What needs to be done.
Where in the entries below does "media" appear? Copy every line that has it.

Records for this exercise.

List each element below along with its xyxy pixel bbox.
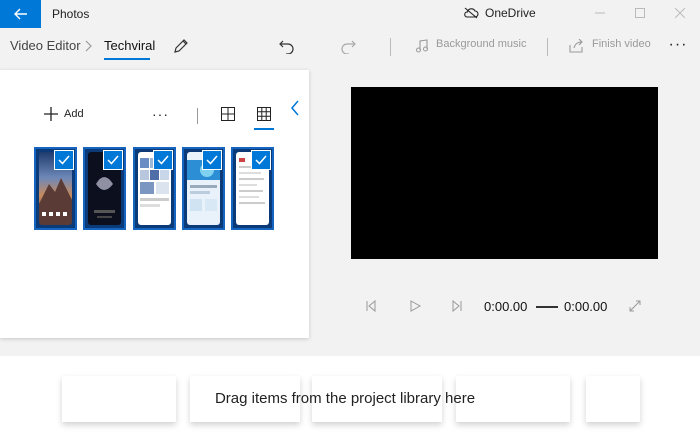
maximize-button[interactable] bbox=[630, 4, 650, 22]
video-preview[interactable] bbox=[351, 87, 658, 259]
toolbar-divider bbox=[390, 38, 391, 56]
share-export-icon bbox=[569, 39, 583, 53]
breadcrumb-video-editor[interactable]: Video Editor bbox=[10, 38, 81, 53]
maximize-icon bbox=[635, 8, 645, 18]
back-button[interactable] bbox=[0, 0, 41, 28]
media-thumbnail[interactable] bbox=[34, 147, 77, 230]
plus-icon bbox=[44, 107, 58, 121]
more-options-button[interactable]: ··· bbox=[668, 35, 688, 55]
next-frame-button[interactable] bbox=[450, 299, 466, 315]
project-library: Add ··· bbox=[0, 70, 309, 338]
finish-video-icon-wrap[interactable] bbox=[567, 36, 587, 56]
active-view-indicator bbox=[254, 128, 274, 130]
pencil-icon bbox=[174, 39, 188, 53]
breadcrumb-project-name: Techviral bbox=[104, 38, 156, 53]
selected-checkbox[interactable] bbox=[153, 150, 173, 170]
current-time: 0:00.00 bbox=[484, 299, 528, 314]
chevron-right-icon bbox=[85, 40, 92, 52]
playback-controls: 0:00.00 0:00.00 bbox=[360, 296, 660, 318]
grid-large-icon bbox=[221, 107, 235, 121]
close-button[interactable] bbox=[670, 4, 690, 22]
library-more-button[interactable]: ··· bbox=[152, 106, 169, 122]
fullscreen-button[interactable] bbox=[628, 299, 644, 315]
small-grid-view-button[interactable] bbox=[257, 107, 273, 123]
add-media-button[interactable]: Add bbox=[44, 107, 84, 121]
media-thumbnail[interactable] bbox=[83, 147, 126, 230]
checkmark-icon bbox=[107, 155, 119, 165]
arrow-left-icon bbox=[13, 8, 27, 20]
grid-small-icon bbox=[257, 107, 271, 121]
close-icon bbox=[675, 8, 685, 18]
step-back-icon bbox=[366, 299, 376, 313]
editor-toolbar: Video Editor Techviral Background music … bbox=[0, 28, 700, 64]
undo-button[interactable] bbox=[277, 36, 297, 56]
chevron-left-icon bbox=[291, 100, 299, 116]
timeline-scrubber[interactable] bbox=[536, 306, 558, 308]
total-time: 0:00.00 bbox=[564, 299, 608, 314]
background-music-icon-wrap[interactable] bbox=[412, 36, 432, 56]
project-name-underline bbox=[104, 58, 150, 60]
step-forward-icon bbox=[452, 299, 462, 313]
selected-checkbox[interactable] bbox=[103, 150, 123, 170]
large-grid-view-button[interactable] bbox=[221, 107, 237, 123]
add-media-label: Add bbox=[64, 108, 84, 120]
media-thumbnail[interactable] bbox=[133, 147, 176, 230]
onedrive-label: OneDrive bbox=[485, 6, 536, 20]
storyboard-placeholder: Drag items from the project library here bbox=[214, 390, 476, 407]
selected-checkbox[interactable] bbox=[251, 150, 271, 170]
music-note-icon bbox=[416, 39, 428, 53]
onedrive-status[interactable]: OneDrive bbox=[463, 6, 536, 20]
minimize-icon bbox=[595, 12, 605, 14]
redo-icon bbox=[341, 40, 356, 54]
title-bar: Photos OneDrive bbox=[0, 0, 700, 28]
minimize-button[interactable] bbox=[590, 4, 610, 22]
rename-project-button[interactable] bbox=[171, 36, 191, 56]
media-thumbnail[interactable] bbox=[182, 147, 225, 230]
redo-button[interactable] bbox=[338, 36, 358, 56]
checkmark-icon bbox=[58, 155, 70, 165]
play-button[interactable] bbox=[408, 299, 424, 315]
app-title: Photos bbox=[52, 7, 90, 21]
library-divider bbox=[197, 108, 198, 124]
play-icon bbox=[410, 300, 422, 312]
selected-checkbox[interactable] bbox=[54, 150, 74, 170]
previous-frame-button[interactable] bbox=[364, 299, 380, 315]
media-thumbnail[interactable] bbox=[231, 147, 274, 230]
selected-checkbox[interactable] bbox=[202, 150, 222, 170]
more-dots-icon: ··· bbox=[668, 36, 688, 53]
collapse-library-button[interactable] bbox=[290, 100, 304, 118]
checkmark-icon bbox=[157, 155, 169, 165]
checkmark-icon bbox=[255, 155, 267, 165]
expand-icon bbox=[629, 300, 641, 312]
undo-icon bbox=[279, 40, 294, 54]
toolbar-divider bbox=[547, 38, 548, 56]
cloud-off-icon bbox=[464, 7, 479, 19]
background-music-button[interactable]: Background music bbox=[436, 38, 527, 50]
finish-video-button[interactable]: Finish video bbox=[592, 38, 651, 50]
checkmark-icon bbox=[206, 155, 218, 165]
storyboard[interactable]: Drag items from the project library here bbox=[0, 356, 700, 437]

Your response.
media-thumbnail[interactable] bbox=[34, 147, 77, 230]
add-media-button[interactable]: Add bbox=[44, 107, 84, 121]
media-thumbnail[interactable] bbox=[83, 147, 126, 230]
add-media-label: Add bbox=[64, 108, 84, 120]
media-thumbnail[interactable] bbox=[133, 147, 176, 230]
media-thumbnail[interactable] bbox=[182, 147, 225, 230]
media-thumbnail[interactable] bbox=[231, 147, 274, 230]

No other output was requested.